* BEGIN Given records *
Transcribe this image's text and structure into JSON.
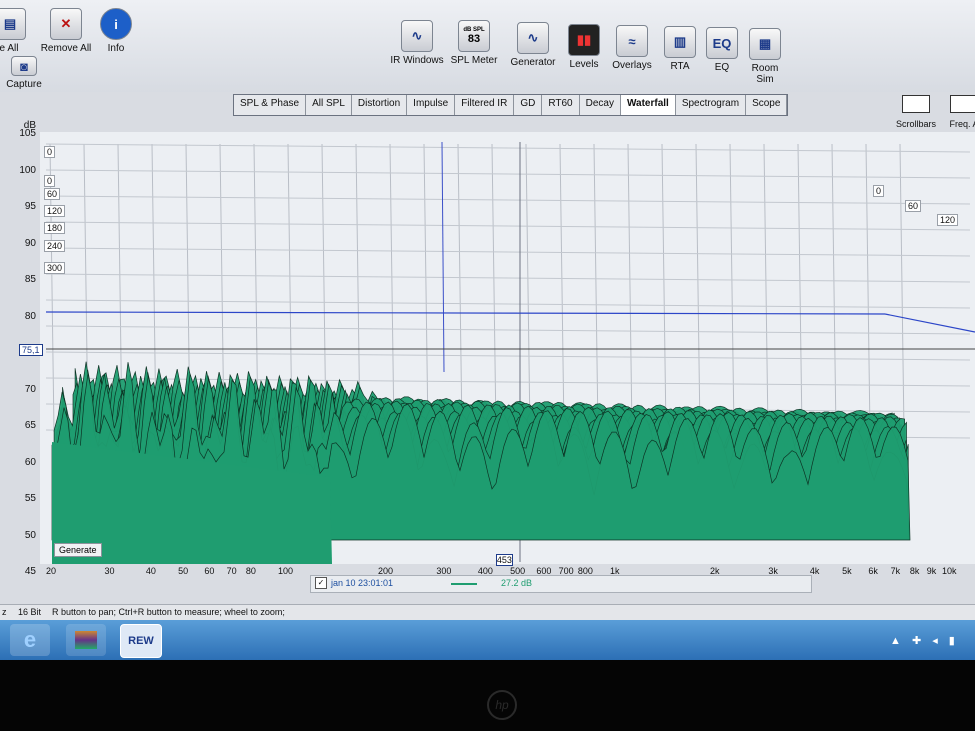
{
  "toolbar": {
    "left_buttons": [
      "e All",
      "Remove All",
      "Info"
    ],
    "capture_label": "Capture",
    "main_buttons": [
      {
        "label": "IR Windows",
        "icon": "ir-windows-icon"
      },
      {
        "label": "SPL Meter",
        "icon": "spl-meter-icon",
        "badge_top": "dB SPL",
        "badge_value": "83"
      },
      {
        "label": "Generator",
        "icon": "generator-icon"
      },
      {
        "label": "Levels",
        "icon": "levels-icon"
      },
      {
        "label": "Overlays",
        "icon": "overlays-icon"
      },
      {
        "label": "RTA",
        "icon": "rta-icon"
      },
      {
        "label": "EQ",
        "icon": "eq-icon"
      },
      {
        "label": "Room Sim",
        "icon": "room-sim-icon"
      }
    ],
    "right_buttons": [
      "Scrollbars",
      "Freq. A"
    ]
  },
  "tabs": [
    "SPL & Phase",
    "All SPL",
    "Distortion",
    "Impulse",
    "Filtered IR",
    "GD",
    "RT60",
    "Decay",
    "Waterfall",
    "Spectrogram",
    "Scope"
  ],
  "active_tab": "Waterfall",
  "plot": {
    "y_unit": "dB",
    "y_ticks": [
      "105",
      "100",
      "95",
      "90",
      "85",
      "80",
      "75",
      "70",
      "65",
      "60",
      "55",
      "50",
      "45"
    ],
    "cursor_value": "75,1",
    "x_ticks": [
      "20",
      "30",
      "40",
      "50",
      "60",
      "70",
      "80",
      "100",
      "200",
      "300",
      "400",
      "453",
      "500",
      "600",
      "700",
      "800",
      "1k",
      "2k",
      "3k",
      "4k",
      "5k",
      "6k",
      "7k",
      "8k",
      "9k",
      "10k"
    ],
    "z_labels_left": [
      "0",
      "0",
      "60",
      "120",
      "180",
      "240",
      "300"
    ],
    "z_labels_right": [
      "0",
      "60",
      "120"
    ],
    "generate_label": "Generate",
    "fill_color": "#1f9d70",
    "line_color": "#0d3324",
    "h_line_color": "#2c46c8"
  },
  "legend": {
    "checked": true,
    "name": "jan 10 23:01:01",
    "value": "27.2 dB"
  },
  "status": {
    "rate": "z",
    "bits": "16 Bit",
    "hint": "R button to pan; Ctrl+R button to measure; wheel to zoom;"
  },
  "taskbar": {
    "apps": [
      "ie-icon",
      "winrar-icon",
      "rew-icon"
    ],
    "rew_label": "REW"
  },
  "bezel_logo": "hp"
}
* END Given records *
## Problem description
Check each line of the records for "icon" and copy the ones that contain it.

## Answer to the task
        "icon": "ir-windows-icon"
        "icon": "spl-meter-icon",
        "icon": "generator-icon"
        "icon": "levels-icon"
        "icon": "overlays-icon"
        "icon": "rta-icon"
        "icon": "eq-icon"
        "icon": "room-sim-icon"
      "ie-icon",
      "winrar-icon",
      "rew-icon"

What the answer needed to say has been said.